AUFGABEN:
• a. Wie lautet der Satz „erst wenn ich die alle ausschalte, höre ich dann wirklich das, was ich auch im sequenzer zusammen arrangiert habe." aus dem Forenthread zum WAV-Export aus Reason auf Englisch?
• b. Führe den Forenthread zum WAV-Export aus Reason an der Stelle weiter, an der er endet.

VORLIEGENDER TEXT:
....
# Reason-Song als *.wav exportieren



## ton (16. September 2003)

Tach  zusammen,

ich komm hier einfach nicht weiter, und hoffe, dass mir hier jemand helfen kann.
Ich habe folgendes Problem:

Ich habe einen Song zusammengestellt und wollte ihn nun als wav Datei exportieren, aber anstatt den Song so zu übernehmen, wie ich ihn mir in dieser unteren Leiste zusammengebaut habe, wirft er mir in dem erzeugten wav-file alles gleich zusammen. D.h.: er spielt alle Geräte gleichzeitig ab und nicht in der Reihenfolge, wie ich es eigentlich festgelegt habe.

Kann mir hier jemand vielleicht weiterhelfen?
Danke schon mal,
ton


----------



## AKM<2b> (17. September 2003)

Was meinst du mit unterer Leiste ? (den Sequencer mit den bunten kästchen  

Du hast den song also im Sequencer so richtig komplett arrangiert und alle pattern auch  ... ? Dann sollte es eigentlich funktionieren ...


2b


----------



## ton (17. September 2003)

ja, genau, ich meine den sequenzer! sorry, ist mir nicht eingefallen.
nun ja, ich denke mal schon, dass ich da so alles richtig eingestellt habe, also hinarrangiert, aber das funktioniert einfach nicht. selbst wenn ich nur zwei sachen nehme, z.B.: Redrum und DrRex. Erst lasse ich den Redrum "vier Kästchen" lang im Sequenzer allein anlaufen und danach lasse ich dann den DrRex einsetzen. im reason funktioniert das abspielen aber sobald ich in ein *.wav file exportiert habe und das dann abspiele, höre ich von anfang an beides gleichzeitig.
was auch komisch ist, wenn ich unten im sequenzer auf die play-Taste drücke und er mir dann meinen track abspielt, laufen auch immer am anfang alle devices mit an, alles gleichzeitig. erst wenn ich die alle ausschalte, höre ich dann wirklich das, was ich auch im sequenzer zusammen arrangiert habe.

ich hoffe, dass hats etwas präzesier gemacht!

vielen dank schon mal für eure hilfe,
ton


----------



## AKM<2b> (18. September 2003)
....
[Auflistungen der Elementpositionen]

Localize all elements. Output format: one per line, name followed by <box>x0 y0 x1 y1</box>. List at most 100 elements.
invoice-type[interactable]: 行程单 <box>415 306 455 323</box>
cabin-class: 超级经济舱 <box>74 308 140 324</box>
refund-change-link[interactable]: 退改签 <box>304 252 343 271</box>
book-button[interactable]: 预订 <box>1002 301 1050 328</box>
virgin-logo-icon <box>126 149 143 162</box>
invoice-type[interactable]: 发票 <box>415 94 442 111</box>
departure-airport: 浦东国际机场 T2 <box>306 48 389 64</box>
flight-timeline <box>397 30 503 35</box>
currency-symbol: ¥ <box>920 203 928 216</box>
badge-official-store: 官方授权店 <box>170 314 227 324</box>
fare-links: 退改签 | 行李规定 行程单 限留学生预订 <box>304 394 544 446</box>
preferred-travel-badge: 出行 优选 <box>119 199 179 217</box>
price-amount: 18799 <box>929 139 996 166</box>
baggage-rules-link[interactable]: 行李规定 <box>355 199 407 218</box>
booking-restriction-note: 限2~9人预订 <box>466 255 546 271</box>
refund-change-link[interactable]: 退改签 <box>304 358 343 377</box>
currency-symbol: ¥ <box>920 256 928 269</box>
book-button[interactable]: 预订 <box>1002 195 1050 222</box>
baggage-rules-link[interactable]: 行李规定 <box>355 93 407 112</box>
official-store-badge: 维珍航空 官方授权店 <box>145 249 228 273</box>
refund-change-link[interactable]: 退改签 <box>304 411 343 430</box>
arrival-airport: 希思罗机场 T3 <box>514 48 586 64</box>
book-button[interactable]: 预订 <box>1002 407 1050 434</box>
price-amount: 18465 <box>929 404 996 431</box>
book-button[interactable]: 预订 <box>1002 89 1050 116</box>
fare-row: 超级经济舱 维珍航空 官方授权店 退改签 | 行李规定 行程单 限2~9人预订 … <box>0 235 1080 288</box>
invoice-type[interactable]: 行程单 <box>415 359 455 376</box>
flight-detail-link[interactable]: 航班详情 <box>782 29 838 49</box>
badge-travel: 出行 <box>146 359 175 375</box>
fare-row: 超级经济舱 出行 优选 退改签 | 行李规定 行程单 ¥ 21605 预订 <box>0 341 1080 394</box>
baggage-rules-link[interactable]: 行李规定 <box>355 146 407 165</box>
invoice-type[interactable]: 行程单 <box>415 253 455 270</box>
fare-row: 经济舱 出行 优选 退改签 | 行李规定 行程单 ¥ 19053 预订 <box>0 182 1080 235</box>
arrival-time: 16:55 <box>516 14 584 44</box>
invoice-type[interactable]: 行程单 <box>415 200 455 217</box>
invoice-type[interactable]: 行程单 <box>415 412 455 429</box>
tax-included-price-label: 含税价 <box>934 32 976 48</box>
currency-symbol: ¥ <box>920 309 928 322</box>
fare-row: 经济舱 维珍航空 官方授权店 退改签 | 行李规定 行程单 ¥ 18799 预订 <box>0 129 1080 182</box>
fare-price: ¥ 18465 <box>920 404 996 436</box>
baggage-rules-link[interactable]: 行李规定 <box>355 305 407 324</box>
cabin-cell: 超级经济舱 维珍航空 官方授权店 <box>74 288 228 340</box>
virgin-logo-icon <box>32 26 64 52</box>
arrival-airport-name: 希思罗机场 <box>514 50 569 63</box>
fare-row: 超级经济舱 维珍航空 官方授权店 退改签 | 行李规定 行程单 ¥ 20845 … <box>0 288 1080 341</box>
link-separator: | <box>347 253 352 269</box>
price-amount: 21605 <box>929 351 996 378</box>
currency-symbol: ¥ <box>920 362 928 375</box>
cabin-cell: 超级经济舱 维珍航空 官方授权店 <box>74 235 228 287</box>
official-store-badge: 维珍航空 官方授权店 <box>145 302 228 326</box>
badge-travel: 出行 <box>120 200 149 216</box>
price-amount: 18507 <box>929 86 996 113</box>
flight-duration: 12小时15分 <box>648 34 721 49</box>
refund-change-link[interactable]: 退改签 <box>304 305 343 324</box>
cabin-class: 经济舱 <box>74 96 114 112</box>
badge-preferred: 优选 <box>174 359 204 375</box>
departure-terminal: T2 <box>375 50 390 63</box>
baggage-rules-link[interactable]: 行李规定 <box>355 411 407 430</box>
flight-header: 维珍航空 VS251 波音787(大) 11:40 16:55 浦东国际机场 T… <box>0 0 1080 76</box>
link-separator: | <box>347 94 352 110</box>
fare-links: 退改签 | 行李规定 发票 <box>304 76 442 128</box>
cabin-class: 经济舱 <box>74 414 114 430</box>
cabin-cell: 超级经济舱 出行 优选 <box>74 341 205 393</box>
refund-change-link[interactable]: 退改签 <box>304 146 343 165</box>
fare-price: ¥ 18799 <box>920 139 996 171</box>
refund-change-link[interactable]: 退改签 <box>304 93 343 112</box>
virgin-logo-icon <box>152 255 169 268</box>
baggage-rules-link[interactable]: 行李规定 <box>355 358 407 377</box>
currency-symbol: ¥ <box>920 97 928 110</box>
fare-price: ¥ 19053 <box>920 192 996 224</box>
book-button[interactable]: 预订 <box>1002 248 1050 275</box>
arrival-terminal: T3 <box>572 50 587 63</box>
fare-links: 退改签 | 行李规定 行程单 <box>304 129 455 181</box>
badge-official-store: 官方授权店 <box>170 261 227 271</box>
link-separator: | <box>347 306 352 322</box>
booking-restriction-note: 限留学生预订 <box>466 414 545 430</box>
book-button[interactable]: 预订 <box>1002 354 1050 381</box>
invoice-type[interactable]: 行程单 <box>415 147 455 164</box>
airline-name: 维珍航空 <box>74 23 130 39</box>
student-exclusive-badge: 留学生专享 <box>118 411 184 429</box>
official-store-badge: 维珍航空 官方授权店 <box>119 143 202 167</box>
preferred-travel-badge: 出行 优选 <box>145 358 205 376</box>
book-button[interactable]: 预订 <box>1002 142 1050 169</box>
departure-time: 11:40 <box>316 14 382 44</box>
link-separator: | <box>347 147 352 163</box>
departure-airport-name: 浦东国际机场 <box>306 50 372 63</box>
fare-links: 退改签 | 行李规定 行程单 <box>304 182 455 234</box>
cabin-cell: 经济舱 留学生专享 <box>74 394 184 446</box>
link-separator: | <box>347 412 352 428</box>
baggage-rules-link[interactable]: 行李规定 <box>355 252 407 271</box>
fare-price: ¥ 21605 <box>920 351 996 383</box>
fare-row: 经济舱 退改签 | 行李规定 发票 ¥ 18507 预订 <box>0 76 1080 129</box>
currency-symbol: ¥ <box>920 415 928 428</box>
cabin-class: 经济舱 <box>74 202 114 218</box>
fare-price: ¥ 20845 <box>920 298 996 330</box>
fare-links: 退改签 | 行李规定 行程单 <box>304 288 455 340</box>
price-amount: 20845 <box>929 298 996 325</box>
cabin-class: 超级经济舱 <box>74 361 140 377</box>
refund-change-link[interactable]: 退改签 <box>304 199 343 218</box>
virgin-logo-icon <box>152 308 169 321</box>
....
ANTWORTEN JE AUFGABE:
• a. Only when I switch them all off do I actually hear what I arranged in the sequencer.

• b.
1. Hast du ne möglichkeit einen Screenshot irgendwo hochzuladen ?

2. Sprichst du deine Instrumente direkt über den Sequencer an oder hast du irgedwo dazwischen noch einen Pattern Sequencer (Matrix) ?

Ich glaube ich müsste das mal sehen ! um zu gucken wie das bei dir alles läuft.

2b


----------



## ton (21. September 2003)

Hmm, nuja, ich könnt dir mal einen screenshot schicken, wenn du willst.
Mir ist jetzt auch noch was aufgefallen. Wenn ich einen Song exportieren will, und oben am mixer nur z.B.: die fader von Redrum und Dr. Rex auf volle lautstärke gezogen habe, aber bei allen anderen Geräten die lautstärke abgedreht habe, dann exportiert mir reason auch nur diese zwei geräte. Wenn ich danach das wav file abspiele, höre ich auch nur Redrum und Dr. Rex. Scheinbar nimmt das Teil auch nur das auf, was ich am Mixer mit Lautstärke belegt habe. Was ich allerdings unten im Sequencer zusammengebastelt habe, interessiert ihn nicht im geringsten.

Viele Grüsse,
ton


----------



## AKM<2b> (23. September 2003)

hört sich merkwürdig an ... aber wenigstens der mixer funktioniert.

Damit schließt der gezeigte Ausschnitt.